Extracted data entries

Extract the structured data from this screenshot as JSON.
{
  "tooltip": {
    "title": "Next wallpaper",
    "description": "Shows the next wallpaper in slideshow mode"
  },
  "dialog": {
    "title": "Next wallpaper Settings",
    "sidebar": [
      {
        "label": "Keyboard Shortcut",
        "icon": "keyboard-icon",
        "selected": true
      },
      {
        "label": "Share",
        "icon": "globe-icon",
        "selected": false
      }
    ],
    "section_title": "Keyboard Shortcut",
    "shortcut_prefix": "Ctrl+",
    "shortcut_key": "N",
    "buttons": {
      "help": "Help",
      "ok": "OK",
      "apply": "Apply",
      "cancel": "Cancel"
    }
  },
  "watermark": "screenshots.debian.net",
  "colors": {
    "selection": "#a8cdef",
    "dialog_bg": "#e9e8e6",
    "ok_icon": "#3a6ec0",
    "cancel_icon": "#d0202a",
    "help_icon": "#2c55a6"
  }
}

==

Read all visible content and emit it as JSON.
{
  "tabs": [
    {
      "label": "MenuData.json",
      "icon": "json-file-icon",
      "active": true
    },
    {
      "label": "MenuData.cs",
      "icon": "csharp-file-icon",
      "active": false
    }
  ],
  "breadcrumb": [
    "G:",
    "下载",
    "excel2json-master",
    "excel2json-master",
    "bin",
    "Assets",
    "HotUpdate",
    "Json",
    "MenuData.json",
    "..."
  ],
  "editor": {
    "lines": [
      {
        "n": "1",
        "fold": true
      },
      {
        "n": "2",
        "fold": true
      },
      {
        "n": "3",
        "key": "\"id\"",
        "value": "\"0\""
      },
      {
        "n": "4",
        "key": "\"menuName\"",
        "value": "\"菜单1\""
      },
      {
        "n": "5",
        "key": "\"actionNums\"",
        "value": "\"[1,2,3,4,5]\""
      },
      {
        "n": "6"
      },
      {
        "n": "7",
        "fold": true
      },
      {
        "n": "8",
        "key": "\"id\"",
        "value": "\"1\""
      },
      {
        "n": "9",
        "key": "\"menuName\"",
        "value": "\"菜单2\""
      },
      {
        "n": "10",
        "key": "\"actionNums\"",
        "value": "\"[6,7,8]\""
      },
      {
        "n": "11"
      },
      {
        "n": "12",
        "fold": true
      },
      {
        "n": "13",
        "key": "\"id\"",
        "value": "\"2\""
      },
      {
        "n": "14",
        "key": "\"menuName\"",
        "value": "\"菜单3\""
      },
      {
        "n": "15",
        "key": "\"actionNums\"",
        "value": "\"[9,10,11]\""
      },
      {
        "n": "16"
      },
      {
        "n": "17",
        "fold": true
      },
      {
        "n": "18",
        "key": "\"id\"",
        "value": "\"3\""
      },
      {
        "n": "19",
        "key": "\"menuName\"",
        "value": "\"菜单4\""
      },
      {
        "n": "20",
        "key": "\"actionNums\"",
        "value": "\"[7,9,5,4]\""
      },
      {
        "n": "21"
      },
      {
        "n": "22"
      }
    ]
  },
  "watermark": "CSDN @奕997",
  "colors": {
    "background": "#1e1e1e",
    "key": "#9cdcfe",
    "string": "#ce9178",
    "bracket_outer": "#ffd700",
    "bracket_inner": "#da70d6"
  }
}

...

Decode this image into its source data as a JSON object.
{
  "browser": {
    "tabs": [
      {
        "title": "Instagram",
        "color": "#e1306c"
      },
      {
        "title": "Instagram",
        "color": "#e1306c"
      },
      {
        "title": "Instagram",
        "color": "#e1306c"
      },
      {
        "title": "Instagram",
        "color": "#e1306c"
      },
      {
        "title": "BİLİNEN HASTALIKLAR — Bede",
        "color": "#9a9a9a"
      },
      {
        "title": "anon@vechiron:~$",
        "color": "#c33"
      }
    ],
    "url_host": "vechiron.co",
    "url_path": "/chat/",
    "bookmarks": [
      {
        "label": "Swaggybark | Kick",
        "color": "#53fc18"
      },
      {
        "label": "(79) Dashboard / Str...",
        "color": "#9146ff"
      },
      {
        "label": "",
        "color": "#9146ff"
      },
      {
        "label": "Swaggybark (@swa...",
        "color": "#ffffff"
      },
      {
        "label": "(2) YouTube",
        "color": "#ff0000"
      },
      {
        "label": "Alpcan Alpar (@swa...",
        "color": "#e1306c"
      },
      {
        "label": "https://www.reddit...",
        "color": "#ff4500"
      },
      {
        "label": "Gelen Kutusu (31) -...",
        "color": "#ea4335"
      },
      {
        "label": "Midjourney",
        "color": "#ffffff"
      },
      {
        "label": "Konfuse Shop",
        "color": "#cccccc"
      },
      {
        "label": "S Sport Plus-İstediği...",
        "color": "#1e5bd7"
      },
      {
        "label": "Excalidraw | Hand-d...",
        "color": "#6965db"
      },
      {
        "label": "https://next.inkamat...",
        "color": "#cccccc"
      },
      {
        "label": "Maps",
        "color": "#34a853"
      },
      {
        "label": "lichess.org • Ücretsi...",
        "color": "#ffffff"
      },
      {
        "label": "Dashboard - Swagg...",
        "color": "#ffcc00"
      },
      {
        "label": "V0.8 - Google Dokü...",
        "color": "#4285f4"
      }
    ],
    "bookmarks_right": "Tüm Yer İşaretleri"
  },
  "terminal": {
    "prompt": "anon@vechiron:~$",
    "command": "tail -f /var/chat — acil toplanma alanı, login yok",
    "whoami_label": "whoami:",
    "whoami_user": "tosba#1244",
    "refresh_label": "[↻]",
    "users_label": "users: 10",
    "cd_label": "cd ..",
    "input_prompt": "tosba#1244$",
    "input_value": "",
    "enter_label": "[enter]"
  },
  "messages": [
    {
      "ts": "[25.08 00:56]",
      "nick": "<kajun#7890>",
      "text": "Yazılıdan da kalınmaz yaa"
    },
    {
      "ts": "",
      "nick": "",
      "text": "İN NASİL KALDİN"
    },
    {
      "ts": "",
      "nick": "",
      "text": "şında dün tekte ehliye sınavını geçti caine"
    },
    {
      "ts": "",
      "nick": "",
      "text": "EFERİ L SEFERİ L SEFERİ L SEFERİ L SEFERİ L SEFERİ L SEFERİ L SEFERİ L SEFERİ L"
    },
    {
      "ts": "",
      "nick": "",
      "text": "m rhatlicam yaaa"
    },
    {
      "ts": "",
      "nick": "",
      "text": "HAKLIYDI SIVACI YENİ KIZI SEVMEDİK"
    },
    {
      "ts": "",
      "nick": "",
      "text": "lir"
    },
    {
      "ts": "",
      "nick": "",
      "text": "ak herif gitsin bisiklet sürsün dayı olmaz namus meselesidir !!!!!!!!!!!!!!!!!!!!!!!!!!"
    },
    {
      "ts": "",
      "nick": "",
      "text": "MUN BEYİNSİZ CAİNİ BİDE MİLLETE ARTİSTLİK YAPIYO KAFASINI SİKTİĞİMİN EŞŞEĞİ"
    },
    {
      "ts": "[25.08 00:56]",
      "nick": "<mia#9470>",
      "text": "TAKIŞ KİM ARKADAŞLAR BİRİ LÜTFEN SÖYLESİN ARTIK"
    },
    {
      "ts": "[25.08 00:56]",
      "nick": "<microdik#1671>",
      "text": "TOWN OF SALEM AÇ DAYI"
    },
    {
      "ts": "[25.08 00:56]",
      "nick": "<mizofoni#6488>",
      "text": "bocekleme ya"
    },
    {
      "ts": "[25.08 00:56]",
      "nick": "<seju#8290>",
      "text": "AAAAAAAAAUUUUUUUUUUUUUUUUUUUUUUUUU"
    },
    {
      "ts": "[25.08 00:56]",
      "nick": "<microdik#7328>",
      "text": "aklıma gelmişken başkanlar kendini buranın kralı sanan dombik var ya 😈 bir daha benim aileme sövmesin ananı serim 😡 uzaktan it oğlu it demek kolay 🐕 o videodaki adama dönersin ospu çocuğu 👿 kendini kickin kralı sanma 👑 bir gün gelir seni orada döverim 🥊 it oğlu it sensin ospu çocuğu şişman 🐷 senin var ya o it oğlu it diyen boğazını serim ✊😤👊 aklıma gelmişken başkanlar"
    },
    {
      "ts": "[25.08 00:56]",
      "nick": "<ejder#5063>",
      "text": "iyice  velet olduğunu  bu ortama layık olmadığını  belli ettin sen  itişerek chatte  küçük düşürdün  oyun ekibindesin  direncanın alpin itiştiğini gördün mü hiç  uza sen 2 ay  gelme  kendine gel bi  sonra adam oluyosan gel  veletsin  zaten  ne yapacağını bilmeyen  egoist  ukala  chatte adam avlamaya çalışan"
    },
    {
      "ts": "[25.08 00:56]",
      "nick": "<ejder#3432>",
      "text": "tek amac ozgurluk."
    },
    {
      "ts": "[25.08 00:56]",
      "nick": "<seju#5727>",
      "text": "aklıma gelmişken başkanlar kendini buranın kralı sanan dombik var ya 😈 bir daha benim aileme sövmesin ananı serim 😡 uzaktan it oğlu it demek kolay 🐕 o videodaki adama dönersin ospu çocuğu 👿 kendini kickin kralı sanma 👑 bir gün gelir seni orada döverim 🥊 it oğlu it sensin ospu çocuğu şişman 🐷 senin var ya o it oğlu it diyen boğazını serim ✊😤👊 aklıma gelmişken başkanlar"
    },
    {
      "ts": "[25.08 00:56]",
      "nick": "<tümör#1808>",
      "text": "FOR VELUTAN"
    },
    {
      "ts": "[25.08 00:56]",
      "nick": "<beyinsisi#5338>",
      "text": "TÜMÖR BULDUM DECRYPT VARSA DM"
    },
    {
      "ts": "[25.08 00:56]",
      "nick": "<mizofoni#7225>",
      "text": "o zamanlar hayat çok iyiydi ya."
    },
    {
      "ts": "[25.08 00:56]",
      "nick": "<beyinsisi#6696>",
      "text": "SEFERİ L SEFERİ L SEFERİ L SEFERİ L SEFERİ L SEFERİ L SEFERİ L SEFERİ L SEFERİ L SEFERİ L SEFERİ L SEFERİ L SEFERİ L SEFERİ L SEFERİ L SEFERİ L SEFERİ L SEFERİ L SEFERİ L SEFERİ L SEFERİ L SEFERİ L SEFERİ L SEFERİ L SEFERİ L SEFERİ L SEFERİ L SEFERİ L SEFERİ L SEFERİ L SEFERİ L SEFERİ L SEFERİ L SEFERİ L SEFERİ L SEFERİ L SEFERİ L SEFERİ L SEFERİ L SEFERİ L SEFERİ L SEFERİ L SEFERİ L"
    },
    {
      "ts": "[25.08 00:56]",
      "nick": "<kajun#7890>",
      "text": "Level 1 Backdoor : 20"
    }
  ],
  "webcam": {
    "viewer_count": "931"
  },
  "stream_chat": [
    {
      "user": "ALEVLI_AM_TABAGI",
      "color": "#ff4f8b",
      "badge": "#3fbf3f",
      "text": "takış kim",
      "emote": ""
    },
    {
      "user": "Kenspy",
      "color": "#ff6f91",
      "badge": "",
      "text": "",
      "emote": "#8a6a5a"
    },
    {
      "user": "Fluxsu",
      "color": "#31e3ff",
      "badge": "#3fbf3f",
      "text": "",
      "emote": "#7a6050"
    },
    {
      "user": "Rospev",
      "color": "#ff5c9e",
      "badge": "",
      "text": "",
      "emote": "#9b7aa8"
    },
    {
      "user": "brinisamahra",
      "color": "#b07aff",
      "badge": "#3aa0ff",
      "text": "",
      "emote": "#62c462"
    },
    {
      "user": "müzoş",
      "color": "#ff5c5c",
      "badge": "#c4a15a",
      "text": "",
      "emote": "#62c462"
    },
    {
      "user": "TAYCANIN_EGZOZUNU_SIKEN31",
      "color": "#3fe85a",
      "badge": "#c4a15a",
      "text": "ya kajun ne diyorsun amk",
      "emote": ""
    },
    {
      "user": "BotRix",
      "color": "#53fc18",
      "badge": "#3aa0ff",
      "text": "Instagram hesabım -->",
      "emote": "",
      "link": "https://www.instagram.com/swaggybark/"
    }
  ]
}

» TO DO
Which lines hold the word "this"? Show each one.

» WRITTEN REPLY
Extract the structured data from this screenshot as JSON.
Decode this image into its source data as a JSON object.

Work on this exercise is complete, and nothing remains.